>> begin
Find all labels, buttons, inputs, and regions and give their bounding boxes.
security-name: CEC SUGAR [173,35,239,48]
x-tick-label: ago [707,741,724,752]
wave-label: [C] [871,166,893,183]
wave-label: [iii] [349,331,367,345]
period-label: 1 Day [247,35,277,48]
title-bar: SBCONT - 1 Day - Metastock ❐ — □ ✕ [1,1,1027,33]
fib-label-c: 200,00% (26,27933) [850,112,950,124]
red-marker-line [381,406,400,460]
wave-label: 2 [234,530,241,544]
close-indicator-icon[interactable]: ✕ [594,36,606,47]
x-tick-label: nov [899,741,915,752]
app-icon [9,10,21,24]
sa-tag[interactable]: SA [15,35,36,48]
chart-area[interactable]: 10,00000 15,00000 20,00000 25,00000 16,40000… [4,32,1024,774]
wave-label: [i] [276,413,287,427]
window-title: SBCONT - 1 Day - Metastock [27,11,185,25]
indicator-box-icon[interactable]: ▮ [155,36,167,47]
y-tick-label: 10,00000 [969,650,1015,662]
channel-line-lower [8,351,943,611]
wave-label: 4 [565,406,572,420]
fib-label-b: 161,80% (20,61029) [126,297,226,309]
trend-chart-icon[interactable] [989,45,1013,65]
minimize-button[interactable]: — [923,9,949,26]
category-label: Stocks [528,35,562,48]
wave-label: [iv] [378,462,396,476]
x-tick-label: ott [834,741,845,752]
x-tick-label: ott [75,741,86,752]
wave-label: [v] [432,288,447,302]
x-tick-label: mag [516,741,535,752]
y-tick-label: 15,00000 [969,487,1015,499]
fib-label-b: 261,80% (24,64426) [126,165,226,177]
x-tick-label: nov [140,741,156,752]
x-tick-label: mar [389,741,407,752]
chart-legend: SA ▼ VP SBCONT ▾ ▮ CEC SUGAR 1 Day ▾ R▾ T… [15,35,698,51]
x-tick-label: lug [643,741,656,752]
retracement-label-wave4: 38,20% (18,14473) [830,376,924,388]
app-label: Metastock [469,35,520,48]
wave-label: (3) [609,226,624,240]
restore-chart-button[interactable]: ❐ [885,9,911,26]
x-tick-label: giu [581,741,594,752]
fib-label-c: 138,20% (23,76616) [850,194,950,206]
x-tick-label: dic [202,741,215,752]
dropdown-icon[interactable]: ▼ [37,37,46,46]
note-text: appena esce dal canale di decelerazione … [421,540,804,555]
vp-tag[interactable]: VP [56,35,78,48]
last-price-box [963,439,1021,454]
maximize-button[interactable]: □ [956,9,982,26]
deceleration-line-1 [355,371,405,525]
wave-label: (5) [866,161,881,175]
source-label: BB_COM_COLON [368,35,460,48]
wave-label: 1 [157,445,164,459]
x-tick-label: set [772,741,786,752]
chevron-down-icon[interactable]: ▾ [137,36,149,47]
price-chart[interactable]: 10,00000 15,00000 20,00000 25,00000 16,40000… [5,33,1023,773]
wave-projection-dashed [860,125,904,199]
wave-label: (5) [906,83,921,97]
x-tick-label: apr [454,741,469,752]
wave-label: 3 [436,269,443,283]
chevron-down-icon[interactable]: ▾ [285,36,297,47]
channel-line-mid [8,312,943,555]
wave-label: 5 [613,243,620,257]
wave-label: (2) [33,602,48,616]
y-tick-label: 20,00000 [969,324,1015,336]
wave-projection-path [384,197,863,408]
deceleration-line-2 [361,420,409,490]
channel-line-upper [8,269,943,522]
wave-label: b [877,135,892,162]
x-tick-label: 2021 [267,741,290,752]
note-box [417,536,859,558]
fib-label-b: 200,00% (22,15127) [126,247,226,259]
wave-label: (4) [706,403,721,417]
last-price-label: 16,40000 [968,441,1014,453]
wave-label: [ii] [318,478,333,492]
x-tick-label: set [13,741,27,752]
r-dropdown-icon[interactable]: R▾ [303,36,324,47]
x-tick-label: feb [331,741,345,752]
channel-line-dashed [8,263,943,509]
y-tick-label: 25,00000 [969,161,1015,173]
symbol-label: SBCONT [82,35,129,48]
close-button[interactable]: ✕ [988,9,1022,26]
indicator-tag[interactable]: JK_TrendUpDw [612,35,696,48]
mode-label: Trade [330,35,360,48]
>> end
__What is required__.
Copy the rows word for word, starting at the first line and stopping after the line that contains "last-price-box [963,439,1021,454]".

__Solution to this exercise__.
Find all labels, buttons, inputs, and regions and give their bounding boxes.
security-name: CEC SUGAR [173,35,239,48]
x-tick-label: ago [707,741,724,752]
wave-label: [C] [871,166,893,183]
wave-label: [iii] [349,331,367,345]
period-label: 1 Day [247,35,277,48]
title-bar: SBCONT - 1 Day - Metastock ❐ — □ ✕ [1,1,1027,33]
fib-label-c: 200,00% (26,27933) [850,112,950,124]
red-marker-line [381,406,400,460]
wave-label: 2 [234,530,241,544]
close-indicator-icon[interactable]: ✕ [594,36,606,47]
x-tick-label: nov [899,741,915,752]
app-icon [9,10,21,24]
sa-tag[interactable]: SA [15,35,36,48]
chart-area[interactable]: 10,00000 15,00000 20,00000 25,00000 16,40000… [4,32,1024,774]
wave-label: [i] [276,413,287,427]
window-title: SBCONT - 1 Day - Metastock [27,11,185,25]
indicator-box-icon[interactable]: ▮ [155,36,167,47]
y-tick-label: 10,00000 [969,650,1015,662]
channel-line-lower [8,351,943,611]
wave-label: 4 [565,406,572,420]
fib-label-b: 161,80% (20,61029) [126,297,226,309]
trend-chart-icon[interactable] [989,45,1013,65]
minimize-button[interactable]: — [923,9,949,26]
category-label: Stocks [528,35,562,48]
wave-label: [iv] [378,462,396,476]
x-tick-label: ott [834,741,845,752]
x-tick-label: ott [75,741,86,752]
wave-label: [v] [432,288,447,302]
x-tick-label: mag [516,741,535,752]
y-tick-label: 15,00000 [969,487,1015,499]
fib-label-b: 261,80% (24,64426) [126,165,226,177]
x-tick-label: nov [140,741,156,752]
x-tick-label: mar [389,741,407,752]
chart-legend: SA ▼ VP SBCONT ▾ ▮ CEC SUGAR 1 Day ▾ R▾ T… [15,35,698,51]
x-tick-label: lug [643,741,656,752]
retracement-label-wave4: 38,20% (18,14473) [830,376,924,388]
app-label: Metastock [469,35,520,48]
wave-label: (3) [609,226,624,240]
restore-chart-button[interactable]: ❐ [885,9,911,26]
x-tick-label: giu [581,741,594,752]
fib-label-c: 138,20% (23,76616) [850,194,950,206]
x-tick-label: dic [202,741,215,752]
dropdown-icon[interactable]: ▼ [37,37,46,46]
note-text: appena esce dal canale di decelerazione … [421,540,804,555]
vp-tag[interactable]: VP [56,35,78,48]
last-price-box [963,439,1021,454]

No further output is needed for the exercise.